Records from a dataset
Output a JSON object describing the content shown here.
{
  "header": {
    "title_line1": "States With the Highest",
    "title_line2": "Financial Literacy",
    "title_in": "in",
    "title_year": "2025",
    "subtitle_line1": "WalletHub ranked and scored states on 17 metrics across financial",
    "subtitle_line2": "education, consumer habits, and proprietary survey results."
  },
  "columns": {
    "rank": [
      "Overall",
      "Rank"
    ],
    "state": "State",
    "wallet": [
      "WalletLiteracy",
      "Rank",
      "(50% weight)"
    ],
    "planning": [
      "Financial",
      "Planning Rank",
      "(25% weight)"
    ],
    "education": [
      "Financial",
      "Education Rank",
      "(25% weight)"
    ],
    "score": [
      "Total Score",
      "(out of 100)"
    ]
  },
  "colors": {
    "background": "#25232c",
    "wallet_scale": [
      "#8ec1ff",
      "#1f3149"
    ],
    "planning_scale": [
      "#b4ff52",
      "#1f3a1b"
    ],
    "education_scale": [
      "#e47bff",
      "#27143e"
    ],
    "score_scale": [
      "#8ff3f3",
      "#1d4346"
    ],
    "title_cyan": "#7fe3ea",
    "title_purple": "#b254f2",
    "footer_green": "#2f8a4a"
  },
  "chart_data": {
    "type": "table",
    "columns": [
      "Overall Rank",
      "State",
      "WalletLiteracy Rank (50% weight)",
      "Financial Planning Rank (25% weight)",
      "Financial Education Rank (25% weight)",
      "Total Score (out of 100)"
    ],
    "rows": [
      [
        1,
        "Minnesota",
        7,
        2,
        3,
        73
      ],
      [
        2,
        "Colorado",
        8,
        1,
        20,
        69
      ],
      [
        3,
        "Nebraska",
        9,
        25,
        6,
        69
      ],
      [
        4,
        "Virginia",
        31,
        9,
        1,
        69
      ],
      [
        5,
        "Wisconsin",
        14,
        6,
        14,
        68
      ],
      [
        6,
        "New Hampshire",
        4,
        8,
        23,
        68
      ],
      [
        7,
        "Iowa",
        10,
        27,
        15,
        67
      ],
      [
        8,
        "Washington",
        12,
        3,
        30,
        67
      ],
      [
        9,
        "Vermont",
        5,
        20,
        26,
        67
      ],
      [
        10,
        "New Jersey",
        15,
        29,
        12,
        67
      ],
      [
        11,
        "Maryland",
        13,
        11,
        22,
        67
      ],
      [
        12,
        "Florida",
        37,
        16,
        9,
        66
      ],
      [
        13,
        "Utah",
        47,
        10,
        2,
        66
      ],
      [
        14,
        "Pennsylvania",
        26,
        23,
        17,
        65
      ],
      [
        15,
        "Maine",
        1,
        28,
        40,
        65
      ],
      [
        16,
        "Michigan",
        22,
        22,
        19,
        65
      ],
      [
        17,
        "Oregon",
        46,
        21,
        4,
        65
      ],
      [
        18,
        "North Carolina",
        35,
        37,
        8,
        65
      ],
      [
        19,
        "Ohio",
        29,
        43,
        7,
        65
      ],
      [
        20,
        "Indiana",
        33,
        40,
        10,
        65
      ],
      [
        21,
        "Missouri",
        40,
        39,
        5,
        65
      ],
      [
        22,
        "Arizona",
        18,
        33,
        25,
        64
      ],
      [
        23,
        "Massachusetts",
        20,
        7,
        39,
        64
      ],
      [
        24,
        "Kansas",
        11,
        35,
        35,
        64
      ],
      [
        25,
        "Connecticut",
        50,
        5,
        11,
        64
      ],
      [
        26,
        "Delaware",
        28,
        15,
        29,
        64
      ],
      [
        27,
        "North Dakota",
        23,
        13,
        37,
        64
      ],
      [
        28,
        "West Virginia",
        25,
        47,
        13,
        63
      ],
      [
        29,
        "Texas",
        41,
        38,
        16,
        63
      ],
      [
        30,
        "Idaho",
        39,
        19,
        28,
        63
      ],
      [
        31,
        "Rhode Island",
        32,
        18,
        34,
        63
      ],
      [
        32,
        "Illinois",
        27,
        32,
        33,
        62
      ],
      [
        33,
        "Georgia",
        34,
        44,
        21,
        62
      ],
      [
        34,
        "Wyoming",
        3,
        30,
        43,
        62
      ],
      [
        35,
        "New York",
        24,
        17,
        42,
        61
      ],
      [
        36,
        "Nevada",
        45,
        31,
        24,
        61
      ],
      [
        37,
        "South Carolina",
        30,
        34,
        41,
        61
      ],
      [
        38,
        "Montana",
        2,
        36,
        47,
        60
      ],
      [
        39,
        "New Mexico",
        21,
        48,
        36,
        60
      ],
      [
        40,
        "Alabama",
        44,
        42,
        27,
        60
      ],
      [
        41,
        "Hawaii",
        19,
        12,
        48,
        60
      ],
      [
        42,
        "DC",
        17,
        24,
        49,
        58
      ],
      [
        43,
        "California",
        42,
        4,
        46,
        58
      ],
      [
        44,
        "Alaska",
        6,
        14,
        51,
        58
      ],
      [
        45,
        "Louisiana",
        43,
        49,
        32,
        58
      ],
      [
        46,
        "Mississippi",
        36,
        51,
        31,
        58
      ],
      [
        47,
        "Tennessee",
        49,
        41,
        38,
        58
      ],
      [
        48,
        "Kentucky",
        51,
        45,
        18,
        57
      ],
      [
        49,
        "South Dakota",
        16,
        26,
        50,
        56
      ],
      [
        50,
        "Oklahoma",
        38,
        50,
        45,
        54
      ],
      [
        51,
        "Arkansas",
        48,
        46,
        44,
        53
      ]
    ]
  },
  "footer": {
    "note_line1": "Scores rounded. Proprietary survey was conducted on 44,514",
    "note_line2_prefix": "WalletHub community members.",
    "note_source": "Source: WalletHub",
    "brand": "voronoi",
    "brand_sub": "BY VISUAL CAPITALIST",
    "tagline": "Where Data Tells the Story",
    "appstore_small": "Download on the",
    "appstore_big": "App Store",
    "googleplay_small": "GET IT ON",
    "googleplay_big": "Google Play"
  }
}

Do this
Give the listing above again, word for word.

Problem solution
Output a JSON object describing the content shown here.
{
  "header": {
    "title_line1": "States With the Highest",
    "title_line2": "Financial Literacy",
    "title_in": "in",
    "title_year": "2025",
    "subtitle_line1": "WalletHub ranked and scored states on 17 metrics across financial",
    "subtitle_line2": "education, consumer habits, and proprietary survey results."
  },
  "columns": {
    "rank": [
      "Overall",
      "Rank"
    ],
    "state": "State",
    "wallet": [
      "WalletLiteracy",
      "Rank",
      "(50% weight)"
    ],
    "planning": [
      "Financial",
      "Planning Rank",
      "(25% weight)"
    ],
    "education": [
      "Financial",
      "Education Rank",
      "(25% weight)"
    ],
    "score": [
      "Total Score",
      "(out of 100)"
    ]
  },
  "colors": {
    "background": "#25232c",
    "wallet_scale": [
      "#8ec1ff",
      "#1f3149"
    ],
    "planning_scale": [
      "#b4ff52",
      "#1f3a1b"
    ],
    "education_scale": [
      "#e47bff",
      "#27143e"
    ],
    "score_scale": [
      "#8ff3f3",
      "#1d4346"
    ],
    "title_cyan": "#7fe3ea",
    "title_purple": "#b254f2",
    "footer_green": "#2f8a4a"
  },
  "chart_data": {
    "type": "table",
    "columns": [
      "Overall Rank",
      "State",
      "WalletLiteracy Rank (50% weight)",
      "Financial Planning Rank (25% weight)",
      "Financial Education Rank (25% weight)",
      "Total Score (out of 100)"
    ],
    "rows": [
      [
        1,
        "Minnesota",
        7,
        2,
        3,
        73
      ],
      [
        2,
        "Colorado",
        8,
        1,
        20,
        69
      ],
      [
        3,
        "Nebraska",
        9,
        25,
        6,
        69
      ],
      [
        4,
        "Virginia",
        31,
        9,
        1,
        69
      ],
      [
        5,
        "Wisconsin",
        14,
        6,
        14,
        68
      ],
      [
        6,
        "New Hampshire",
        4,
        8,
        23,
        68
      ],
      [
        7,
        "Iowa",
        10,
        27,
        15,
        67
      ],
      [
        8,
        "Washington",
        12,
        3,
        30,
        67
      ],
      [
        9,
        "Vermont",
        5,
        20,
        26,
        67
      ],
      [
        10,
        "New Jersey",
        15,
        29,
        12,
        67
      ],
      [
        11,
        "Maryland",
        13,
        11,
        22,
        67
      ],
      [
        12,
        "Florida",
        37,
        16,
        9,
        66
      ],
      [
        13,
        "Utah",
        47,
        10,
        2,
        66
      ],
      [
        14,
        "Pennsylvania",
        26,
        23,
        17,
        65
      ],
      [
        15,
        "Maine",
        1,
        28,
        40,
        65
      ],
      [
        16,
        "Michigan",
        22,
        22,
        19,
        65
      ],
      [
        17,
        "Oregon",
        46,
        21,
        4,
        65
      ],
      [
        18,
        "North Carolina",
        35,
        37,
        8,
        65
      ],
      [
        19,
        "Ohio",
        29,
        43,
        7,
        65
      ],
      [
        20,
        "Indiana",
        33,
        40,
        10,
        65
      ],
      [
        21,
        "Missouri",
        40,
        39,
        5,
        65
      ],
      [
        22,
        "Arizona",
        18,
        33,
        25,
        64
      ],
      [
        23,
        "Massachusetts",
        20,
        7,
        39,
        64
      ],
      [
        24,
        "Kansas",
        11,
        35,
        35,
        64
      ],
      [
        25,
        "Connecticut",
        50,
        5,
        11,
        64
      ],
      [
        26,
        "Delaware",
        28,
        15,
        29,
        64
      ],
      [
        27,
        "North Dakota",
        23,
        13,
        37,
        64
      ],
      [
        28,
        "West Virginia",
        25,
        47,
        13,
        63
      ],
      [
        29,
        "Texas",
        41,
        38,
        16,
        63
      ],
      [
        30,
        "Idaho",
        39,
        19,
        28,
        63
      ],
      [
        31,
        "Rhode Island",
        32,
        18,
        34,
        63
      ],
      [
        32,
        "Illinois",
        27,
        32,
        33,
        62
      ],
      [
        33,
        "Georgia",
        34,
        44,
        21,
        62
      ],
      [
        34,
        "Wyoming",
        3,
        30,
        43,
        62
      ],
      [
        35,
        "New York",
        24,
        17,
        42,
        61
      ],
      [
        36,
        "Nevada",
        45,
        31,
        24,
        61
      ],
      [
        37,
        "South Carolina",
        30,
        34,
        41,
        61
      ],
      [
        38,
        "Montana",
        2,
        36,
        47,
        60
      ],
      [
        39,
        "New Mexico",
        21,
        48,
        36,
        60
      ],
      [
        40,
        "Alabama",
        44,
        42,
        27,
        60
      ],
      [
        41,
        "Hawaii",
        19,
        12,
        48,
        60
      ],
      [
        42,
        "DC",
        17,
        24,
        49,
        58
      ],
      [
        43,
        "California",
        42,
        4,
        46,
        58
      ],
      [
        44,
        "Alaska",
        6,
        14,
        51,
        58
      ],
      [
        45,
        "Louisiana",
        43,
        49,
        32,
        58
      ],
      [
        46,
        "Mississippi",
        36,
        51,
        31,
        58
      ],
      [
        47,
        "Tennessee",
        49,
        41,
        38,
        58
      ],
      [
        48,
        "Kentucky",
        51,
        45,
        18,
        57
      ],
      [
        49,
        "South Dakota",
        16,
        26,
        50,
        56
      ],
      [
        50,
        "Oklahoma",
        38,
        50,
        45,
        54
      ],
      [
        51,
        "Arkansas",
        48,
        46,
        44,
        53
      ]
    ]
  },
  "footer": {
    "note_line1": "Scores rounded. Proprietary survey was conducted on 44,514",
    "note_line2_prefix": "WalletHub community members.",
    "note_source": "Source: WalletHub",
    "brand": "voronoi",
    "brand_sub": "BY VISUAL CAPITALIST",
    "tagline": "Where Data Tells the Story",
    "appstore_small": "Download on the",
    "appstore_big": "App Store",
    "googleplay_small": "GET IT ON",
    "googleplay_big": "Google Play"
  }
}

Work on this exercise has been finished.